------ Supplied records

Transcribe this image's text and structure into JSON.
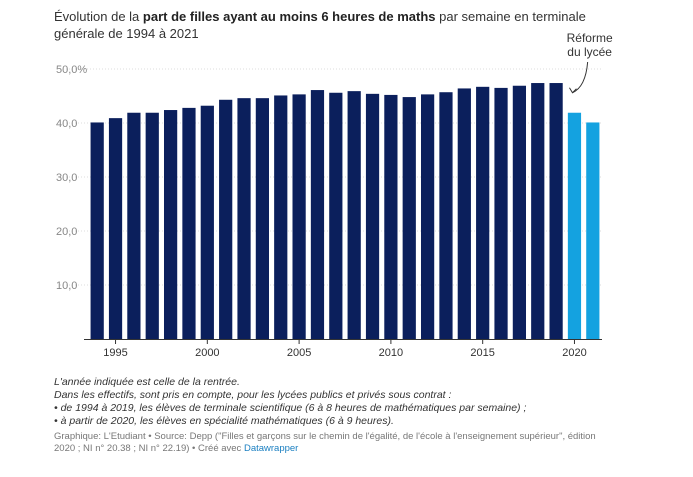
{
  "title": {
    "prefix": "Évolution de la ",
    "bold": "part de filles ayant au moins 6 heures de maths",
    "suffix": " par semaine en terminale générale de 1994 à 2021"
  },
  "annotation": {
    "line1": "Réforme",
    "line2": "du lycée"
  },
  "colors": {
    "before_reform": "#0b1f5c",
    "after_reform": "#14a2e0",
    "grid": "#dddddd",
    "axis": "#333333"
  },
  "chart_data": {
    "type": "bar",
    "x": [
      1994,
      1995,
      1996,
      1997,
      1998,
      1999,
      2000,
      2001,
      2002,
      2003,
      2004,
      2005,
      2006,
      2007,
      2008,
      2009,
      2010,
      2011,
      2012,
      2013,
      2014,
      2015,
      2016,
      2017,
      2018,
      2019,
      2020,
      2021
    ],
    "values": [
      40.1,
      40.9,
      41.9,
      41.9,
      42.4,
      42.8,
      43.2,
      44.3,
      44.6,
      44.6,
      45.1,
      45.3,
      46.1,
      45.6,
      45.9,
      45.4,
      45.2,
      44.8,
      45.3,
      45.7,
      46.4,
      46.7,
      46.5,
      46.9,
      47.4,
      47.4,
      41.9,
      40.1
    ],
    "series_split_year": 2020,
    "ylim": [
      0,
      50
    ],
    "yticks": [
      {
        "value": 10,
        "label": "10,0"
      },
      {
        "value": 20,
        "label": "20,0"
      },
      {
        "value": 30,
        "label": "30,0"
      },
      {
        "value": 40,
        "label": "40,0"
      },
      {
        "value": 50,
        "label": "50,0%"
      }
    ],
    "xticks": [
      {
        "value": 1995,
        "label": "1995"
      },
      {
        "value": 2000,
        "label": "2000"
      },
      {
        "value": 2005,
        "label": "2005"
      },
      {
        "value": 2010,
        "label": "2010"
      },
      {
        "value": 2015,
        "label": "2015"
      },
      {
        "value": 2020,
        "label": "2020"
      }
    ],
    "grid": true
  },
  "notes": [
    "L'année indiquée est celle de la rentrée.",
    "Dans les effectifs, sont pris en compte, pour les lycées publics et privés sous contrat :",
    "• de 1994 à 2019, les élèves de terminale scientifique (6 à 8 heures de mathématiques par semaine) ;",
    "• à partir de 2020, les élèves en spécialité mathématiques (6 à 9 heures)."
  ],
  "credit": {
    "text": "Graphique: L'Etudiant • Source: Depp (\"Filles et garçons sur le chemin de l'égalité, de l'école à l'enseignement supérieur\", édition 2020 ; NI n° 20.38 ; NI n° 22.19) • Créé avec ",
    "link": "Datawrapper"
  }
}
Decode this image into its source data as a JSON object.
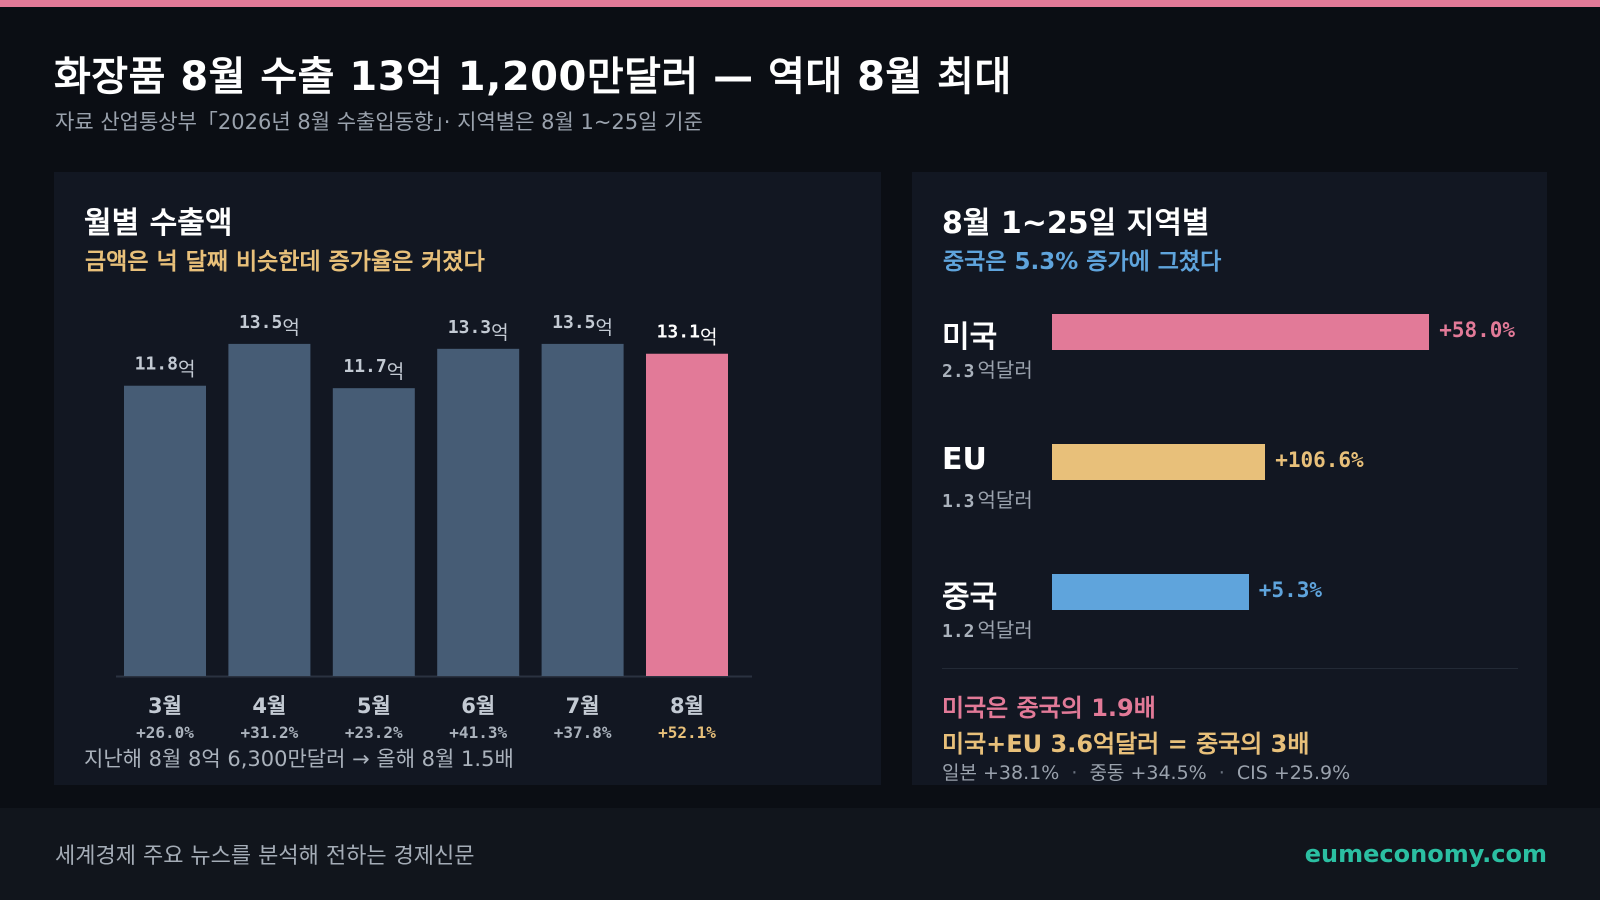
{
  "header": {
    "title": "화장품 8월 수출 13억 1,200만달러 — 역대 8월 최대",
    "subtitle": "자료 산업통상부「2026년 8월 수출입동향」· 지역별은 8월 1~25일 기준"
  },
  "left_panel": {
    "title": "월별 수출액",
    "subtitle": "금액은 넉 달째 비슷한데 증가율은 커졌다",
    "note": "지난해 8월 8억 6,300만달러 → 올해 8월 1.5배",
    "unit_suffix": "억"
  },
  "right_panel": {
    "title": "8월 1~25일 지역별",
    "subtitle": "중국은 5.3% 증가에 그쳤다",
    "amount_unit": "억달러",
    "summary_line1": "미국은 중국의 1.9배",
    "summary_line2": "미국+EU 3.6억달러 = 중국의 3배",
    "minor": [
      {
        "label": "일본",
        "value": "+38.1%"
      },
      {
        "label": "중동",
        "value": "+34.5%"
      },
      {
        "label": "CIS",
        "value": "+25.9%"
      }
    ]
  },
  "footer": {
    "tagline": "세계경제 주요 뉴스를 분석해 전하는 경제신문",
    "site": "eumeconomy.com"
  },
  "colors": {
    "bar_default": "#465c75",
    "bar_highlight": "#e27a98",
    "accent_yellow": "#e8c07a",
    "accent_blue": "#5fa4dc",
    "accent_pink": "#e27a98",
    "brand_teal": "#2bbfa2"
  },
  "chart_data": [
    {
      "type": "bar",
      "categories": [
        "3월",
        "4월",
        "5월",
        "6월",
        "7월",
        "8월"
      ],
      "values": [
        11.8,
        13.5,
        11.7,
        13.3,
        13.5,
        13.1
      ],
      "value_labels": [
        "11.8",
        "13.5",
        "11.7",
        "13.3",
        "13.5",
        "13.1"
      ],
      "growth": [
        "+26.0%",
        "+31.2%",
        "+23.2%",
        "+41.3%",
        "+37.8%",
        "+52.1%"
      ],
      "highlight_index": 5,
      "title": "월별 수출액",
      "xlabel": "",
      "ylabel": "",
      "grid": false
    },
    {
      "type": "bar",
      "orientation": "horizontal",
      "categories": [
        "미국",
        "EU",
        "중국"
      ],
      "amounts": [
        2.3,
        1.3,
        1.2
      ],
      "amount_labels": [
        "2.3",
        "1.3",
        "1.2"
      ],
      "growth_labels": [
        "+58.0%",
        "+106.6%",
        "+5.3%"
      ],
      "colors": [
        "#e27a98",
        "#e8c07a",
        "#5fa4dc"
      ],
      "title": "8월 1~25일 지역별",
      "grid": false
    }
  ]
}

------------

Exercise task - Pick out every line of the listing containing the word "this", and show those lines.

Exercise response -
Transcribe this image's text and structure into JSON.
Decode this image into its source data as a JSON object.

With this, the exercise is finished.